Region and label listings -
— Start —
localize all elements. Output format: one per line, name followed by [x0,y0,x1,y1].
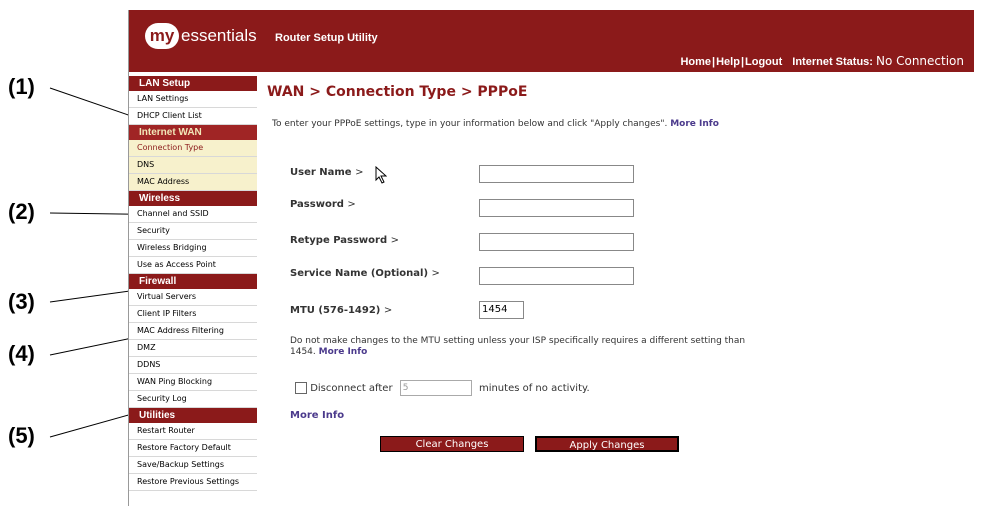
sidebar-item-security-log[interactable]: Security Log [129,391,257,408]
disconnect-suffix: minutes of no activity. [478,383,590,394]
app-title: Router Setup Utility [275,32,378,44]
logo: my essentials [145,23,257,49]
callout-5: (5) [8,423,35,448]
sidebar-section-internet-wan[interactable]: Internet WAN [129,125,257,140]
disconnect-row: Disconnect after 5 minutes of no activit… [295,380,590,396]
service-name-label-text: Service Name (Optional) [290,268,429,279]
logo-badge: my [145,23,179,49]
retype-password-gt: > [390,235,399,246]
password-input[interactable] [479,199,634,217]
sidebar-item-wan-ping-blocking[interactable]: WAN Ping Blocking [129,374,257,391]
sidebar-item-dmz[interactable]: DMZ [129,340,257,357]
intro-more-info-link[interactable]: More Info [670,119,719,129]
sidebar-item-client-ip-filters[interactable]: Client IP Filters [129,306,257,323]
retype-password-label-text: Retype Password [290,235,388,246]
service-name-input[interactable] [479,267,634,285]
sidebar-item-save-backup[interactable]: Save/Backup Settings [129,457,257,474]
sidebar-item-virtual-servers[interactable]: Virtual Servers [129,289,257,306]
sidebar-item-mac-filtering[interactable]: MAC Address Filtering [129,323,257,340]
sidebar-section-firewall[interactable]: Firewall [129,274,257,289]
sidebar-item-factory-default[interactable]: Restore Factory Default [129,440,257,457]
sidebar-item-ddns[interactable]: DDNS [129,357,257,374]
sidebar-item-access-point[interactable]: Use as Access Point [129,257,257,274]
password-label: Password > [290,199,356,210]
intro-message: To enter your PPPoE settings, type in yo… [272,119,668,129]
callout-1: (1) [8,74,35,99]
sidebar-item-connection-type[interactable]: Connection Type [129,140,257,157]
mtu-note: Do not make changes to the MTU setting u… [290,336,770,358]
logo-text: essentials [181,26,257,45]
more-info-link[interactable]: More Info [290,410,344,421]
header-bar: my essentials Router Setup Utility Home|… [129,10,974,72]
internet-status-label: Internet Status: [792,56,873,68]
sidebar-item-wireless-bridging[interactable]: Wireless Bridging [129,240,257,257]
page-title: WAN > Connection Type > PPPoE [267,84,528,100]
disconnect-checkbox[interactable] [295,382,307,394]
nav-home-link[interactable]: Home [680,56,711,68]
apply-changes-button[interactable]: Apply Changes [535,436,679,452]
sidebar-item-restore-previous[interactable]: Restore Previous Settings [129,474,257,491]
top-nav: Home|Help|Logout Internet Status: No Conne… [680,54,964,68]
sidebar-item-mac-address[interactable]: MAC Address [129,174,257,191]
sidebar-item-restart-router[interactable]: Restart Router [129,423,257,440]
password-gt: > [347,199,356,210]
mouse-pointer-icon [375,166,387,184]
intro-text: To enter your PPPoE settings, type in yo… [272,119,782,130]
internet-status-value: No Connection [875,54,964,68]
sidebar-item-dns[interactable]: DNS [129,157,257,174]
retype-password-label: Retype Password > [290,235,399,246]
sidebar-item-lan-settings[interactable]: LAN Settings [129,91,257,108]
sidebar-item-channel-ssid[interactable]: Channel and SSID [129,206,257,223]
mtu-gt: > [383,305,393,316]
mtu-label-text: MTU (576-1492) [290,305,381,316]
sidebar: LAN Setup LAN Settings DHCP Client List … [129,76,257,491]
retype-password-input[interactable] [479,233,634,251]
sidebar-item-dhcp-client-list[interactable]: DHCP Client List [129,108,257,125]
service-name-label: Service Name (Optional) > [290,268,440,279]
callout-4: (4) [8,341,35,366]
clear-changes-button[interactable]: Clear Changes [380,436,524,452]
nav-help-link[interactable]: Help [716,56,740,68]
nav-logout-link[interactable]: Logout [745,56,782,68]
callout-3: (3) [8,289,35,314]
password-label-text: Password [290,199,344,210]
disconnect-label: Disconnect after [310,383,393,394]
mtu-label: MTU (576-1492) > [290,305,392,316]
callout-2: (2) [8,199,35,224]
service-name-gt: > [431,268,440,279]
user-name-label: User Name > [290,167,363,178]
user-name-label-text: User Name [290,167,352,178]
user-name-input[interactable] [479,165,634,183]
sidebar-item-security[interactable]: Security [129,223,257,240]
mtu-more-info-link[interactable]: More Info [319,347,368,357]
sidebar-section-wireless[interactable]: Wireless [129,191,257,206]
router-utility-window: my essentials Router Setup Utility Home|… [128,10,974,506]
mtu-input[interactable]: 1454 [479,301,524,319]
sidebar-section-lan-setup[interactable]: LAN Setup [129,76,257,91]
user-name-gt: > [355,167,364,178]
disconnect-minutes-input[interactable]: 5 [399,380,472,396]
sidebar-section-utilities[interactable]: Utilities [129,408,257,423]
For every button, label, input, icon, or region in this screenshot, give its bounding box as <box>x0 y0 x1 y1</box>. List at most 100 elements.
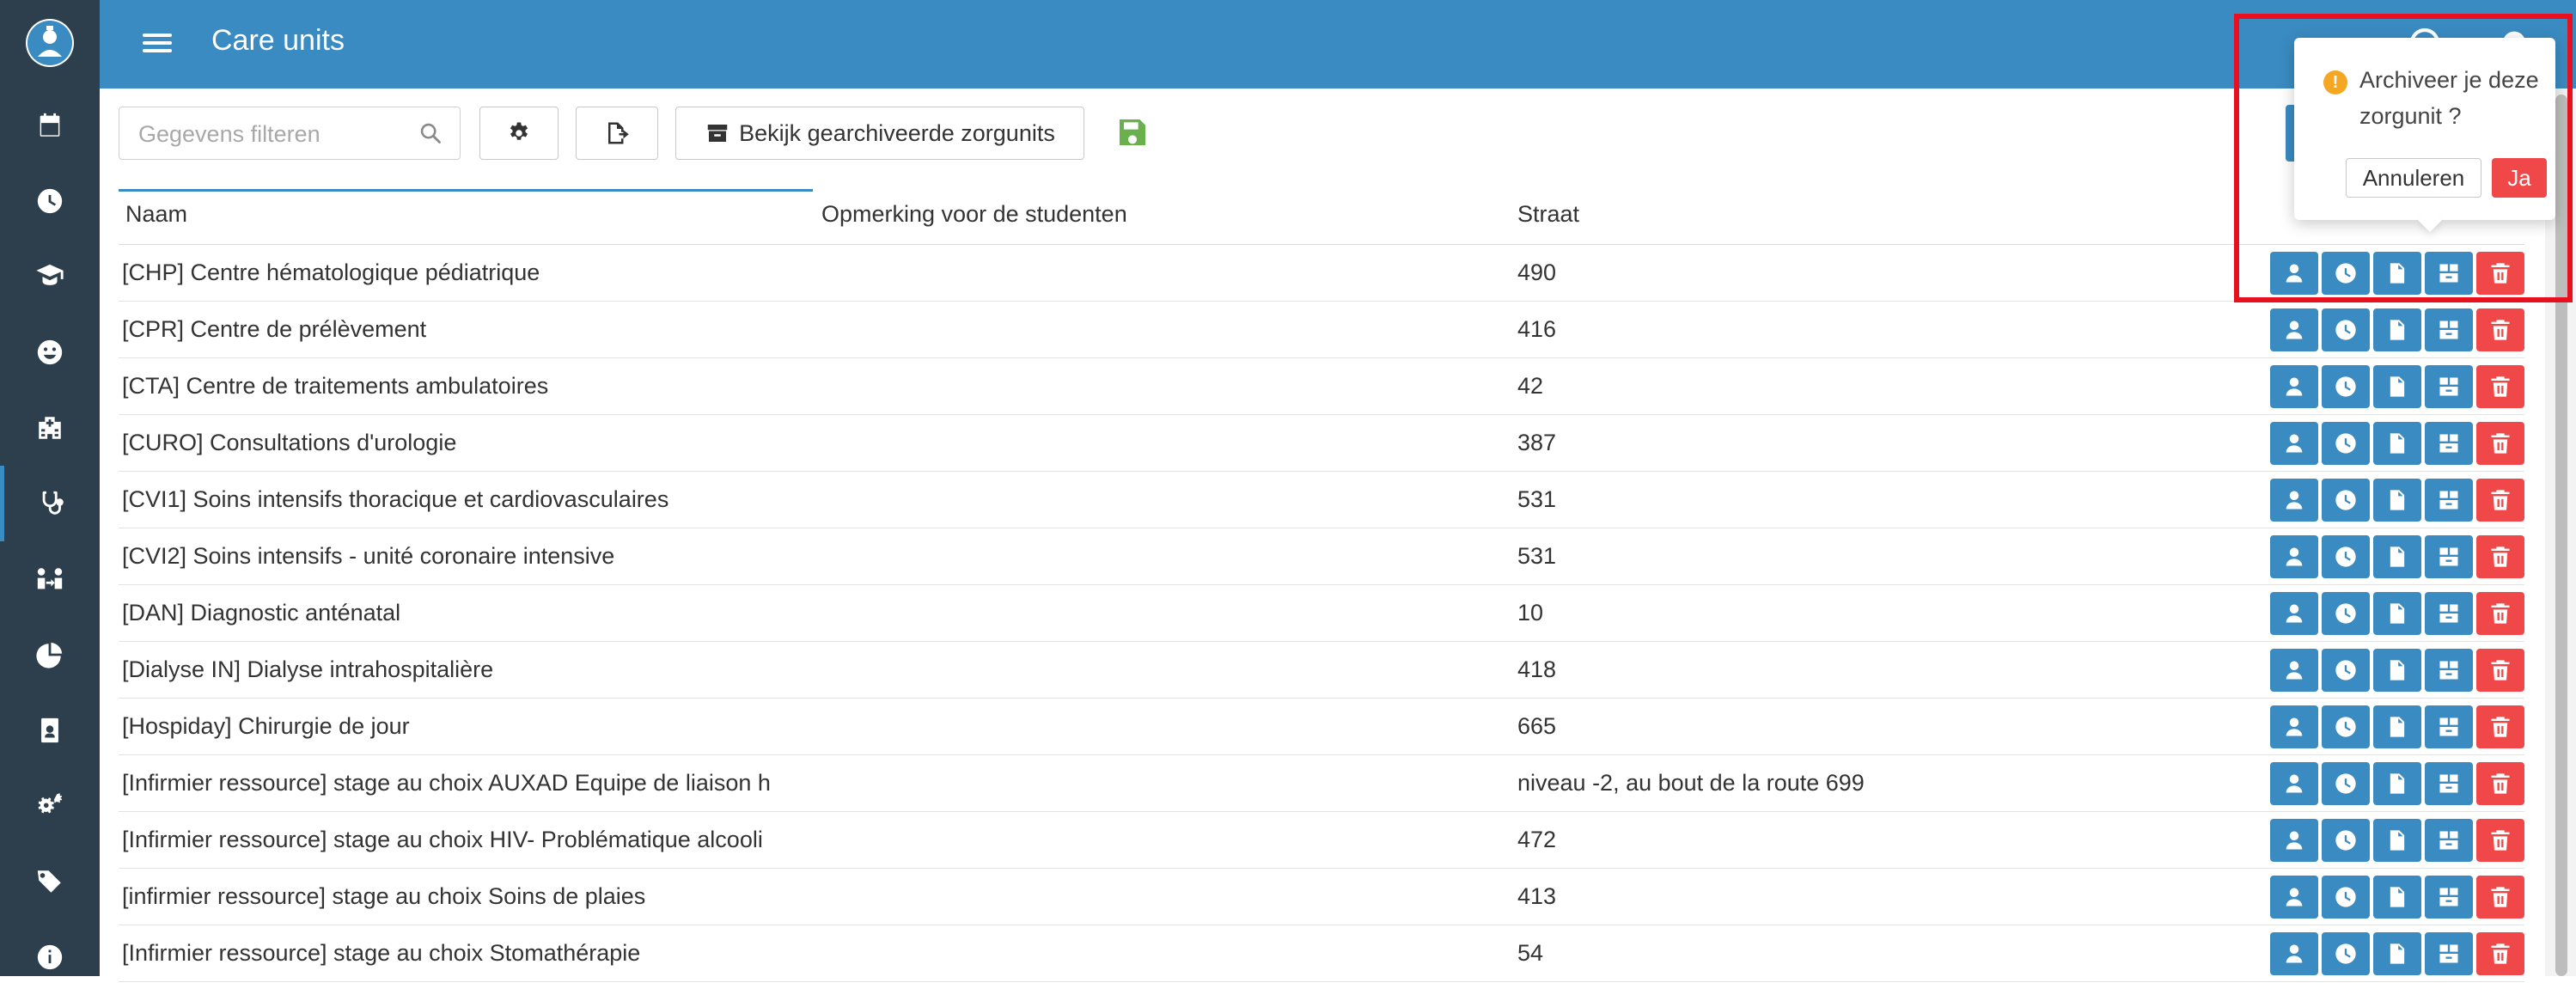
— End —
Work instructions -
Starting at the line that contains "sidebar-item-security-log[interactable]: Security Log" and ending at the line that contains "disconnect-row: Disconnect after", swap "Security Log" for "Event Log" and write out only those lines again, with everything else left as it is.

Finished answer -
sidebar-item-security-log[interactable]: Event Log [129,391,257,408]
disconnect-suffix: minutes of no activity. [478,383,590,394]
app-title: Router Setup Utility [275,32,378,44]
logo: my essentials [145,23,257,49]
callout-5: (5) [8,423,35,448]
sidebar-section-internet-wan[interactable]: Internet WAN [129,125,257,140]
disconnect-row: Disconnect after 5 minutes of no activit… [295,380,590,396]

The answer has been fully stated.